PROBLEM DETAILS — Print each line of the listing once more, precisely as given.

[Extracted records]
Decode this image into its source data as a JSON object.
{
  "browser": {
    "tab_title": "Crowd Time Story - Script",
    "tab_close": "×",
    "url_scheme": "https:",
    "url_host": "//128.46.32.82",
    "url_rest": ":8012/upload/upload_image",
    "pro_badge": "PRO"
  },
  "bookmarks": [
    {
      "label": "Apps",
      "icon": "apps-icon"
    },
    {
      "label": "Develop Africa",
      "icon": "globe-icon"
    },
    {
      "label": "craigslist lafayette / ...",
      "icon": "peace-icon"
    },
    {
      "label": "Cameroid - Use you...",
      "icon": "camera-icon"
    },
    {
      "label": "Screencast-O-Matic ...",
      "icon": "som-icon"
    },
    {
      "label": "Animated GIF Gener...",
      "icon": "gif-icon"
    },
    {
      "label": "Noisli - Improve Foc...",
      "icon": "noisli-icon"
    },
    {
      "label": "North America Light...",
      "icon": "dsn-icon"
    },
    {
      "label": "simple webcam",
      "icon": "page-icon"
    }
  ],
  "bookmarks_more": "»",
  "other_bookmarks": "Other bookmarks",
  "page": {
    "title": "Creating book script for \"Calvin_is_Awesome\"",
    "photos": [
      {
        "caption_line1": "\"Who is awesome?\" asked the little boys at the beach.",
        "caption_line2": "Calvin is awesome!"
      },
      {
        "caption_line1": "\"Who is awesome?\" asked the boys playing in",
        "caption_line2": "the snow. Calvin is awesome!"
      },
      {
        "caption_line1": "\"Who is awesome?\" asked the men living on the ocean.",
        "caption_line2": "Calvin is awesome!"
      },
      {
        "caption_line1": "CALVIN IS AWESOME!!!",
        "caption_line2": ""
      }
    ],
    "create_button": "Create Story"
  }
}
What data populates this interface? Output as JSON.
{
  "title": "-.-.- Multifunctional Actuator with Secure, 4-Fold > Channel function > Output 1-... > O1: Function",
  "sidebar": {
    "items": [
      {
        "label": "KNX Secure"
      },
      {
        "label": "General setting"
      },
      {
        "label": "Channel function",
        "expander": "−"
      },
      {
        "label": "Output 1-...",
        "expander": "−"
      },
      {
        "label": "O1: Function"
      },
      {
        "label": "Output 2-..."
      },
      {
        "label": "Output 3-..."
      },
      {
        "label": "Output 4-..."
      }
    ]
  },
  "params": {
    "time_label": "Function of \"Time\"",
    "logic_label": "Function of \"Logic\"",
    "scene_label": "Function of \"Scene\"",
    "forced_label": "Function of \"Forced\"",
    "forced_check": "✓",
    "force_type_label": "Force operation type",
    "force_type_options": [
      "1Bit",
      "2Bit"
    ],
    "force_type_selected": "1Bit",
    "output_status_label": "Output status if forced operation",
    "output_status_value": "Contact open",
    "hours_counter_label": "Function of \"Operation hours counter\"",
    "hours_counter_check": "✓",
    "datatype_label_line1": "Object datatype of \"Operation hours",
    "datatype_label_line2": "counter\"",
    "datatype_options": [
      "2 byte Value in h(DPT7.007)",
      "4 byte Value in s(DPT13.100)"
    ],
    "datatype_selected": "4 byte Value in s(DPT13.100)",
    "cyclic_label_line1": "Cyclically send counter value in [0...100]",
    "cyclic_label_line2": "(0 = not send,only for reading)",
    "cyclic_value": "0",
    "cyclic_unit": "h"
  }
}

ANSWER TO THIS TASK —
Decode this image into its source data as a JSON object.
{
  "browser": {
    "tab_title": "Crowd Time Story - Script",
    "tab_close": "×",
    "url_scheme": "https:",
    "url_host": "//128.46.32.82",
    "url_rest": ":8012/upload/upload_image",
    "pro_badge": "PRO"
  },
  "bookmarks": [
    {
      "label": "Apps",
      "icon": "apps-icon"
    },
    {
      "label": "Develop Africa",
      "icon": "globe-icon"
    },
    {
      "label": "craigslist lafayette / ...",
      "icon": "peace-icon"
    },
    {
      "label": "Cameroid - Use you...",
      "icon": "camera-icon"
    },
    {
      "label": "Screencast-O-Matic ...",
      "icon": "som-icon"
    },
    {
      "label": "Animated GIF Gener...",
      "icon": "gif-icon"
    },
    {
      "label": "Noisli - Improve Foc...",
      "icon": "noisli-icon"
    },
    {
      "label": "North America Light...",
      "icon": "dsn-icon"
    },
    {
      "label": "simple webcam",
      "icon": "page-icon"
    }
  ],
  "bookmarks_more": "»",
  "other_bookmarks": "Other bookmarks",
  "page": {
    "title": "Creating book script for \"Calvin_is_Awesome\"",
    "photos": [
      {
        "caption_line1": "\"Who is awesome?\" asked the little boys at the beach.",
        "caption_line2": "Calvin is awesome!"
      },
      {
        "caption_line1": "\"Who is awesome?\" asked the boys playing in",
        "caption_line2": "the snow. Calvin is awesome!"
      },
      {
        "caption_line1": "\"Who is awesome?\" asked the men living on the ocean.",
        "caption_line2": "Calvin is awesome!"
      },
      {
        "caption_line1": "CALVIN IS AWESOME!!!",
        "caption_line2": ""
      }
    ],
    "create_button": "Create Story"
  }
}
What data populates this interface? Output as JSON.
{
  "title": "-.-.- Multifunctional Actuator with Secure, 4-Fold > Channel function > Output 1-... > O1: Function",
  "sidebar": {
    "items": [
      {
        "label": "KNX Secure"
      },
      {
        "label": "General setting"
      },
      {
        "label": "Channel function",
        "expander": "−"
      },
      {
        "label": "Output 1-...",
        "expander": "−"
      },
      {
        "label": "O1: Function"
      },
      {
        "label": "Output 2-..."
      },
      {
        "label": "Output 3-..."
      },
      {
        "label": "Output 4-..."
      }
    ]
  },
  "params": {
    "time_label": "Function of \"Time\"",
    "logic_label": "Function of \"Logic\"",
    "scene_label": "Function of \"Scene\"",
    "forced_label": "Function of \"Forced\"",
    "forced_check": "✓",
    "force_type_label": "Force operation type",
    "force_type_options": [
      "1Bit",
      "2Bit"
    ],
    "force_type_selected": "1Bit",
    "output_status_label": "Output status if forced operation",
    "output_status_value": "Contact open",
    "hours_counter_label": "Function of \"Operation hours counter\"",
    "hours_counter_check": "✓",
    "datatype_label_line1": "Object datatype of \"Operation hours",
    "datatype_label_line2": "counter\"",
    "datatype_options": [
      "2 byte Value in h(DPT7.007)",
      "4 byte Value in s(DPT13.100)"
    ],
    "datatype_selected": "4 byte Value in s(DPT13.100)",
    "cyclic_label_line1": "Cyclically send counter value in [0...100]",
    "cyclic_label_line2": "(0 = not send,only for reading)",
    "cyclic_value": "0",
    "cyclic_unit": "h"
  }
}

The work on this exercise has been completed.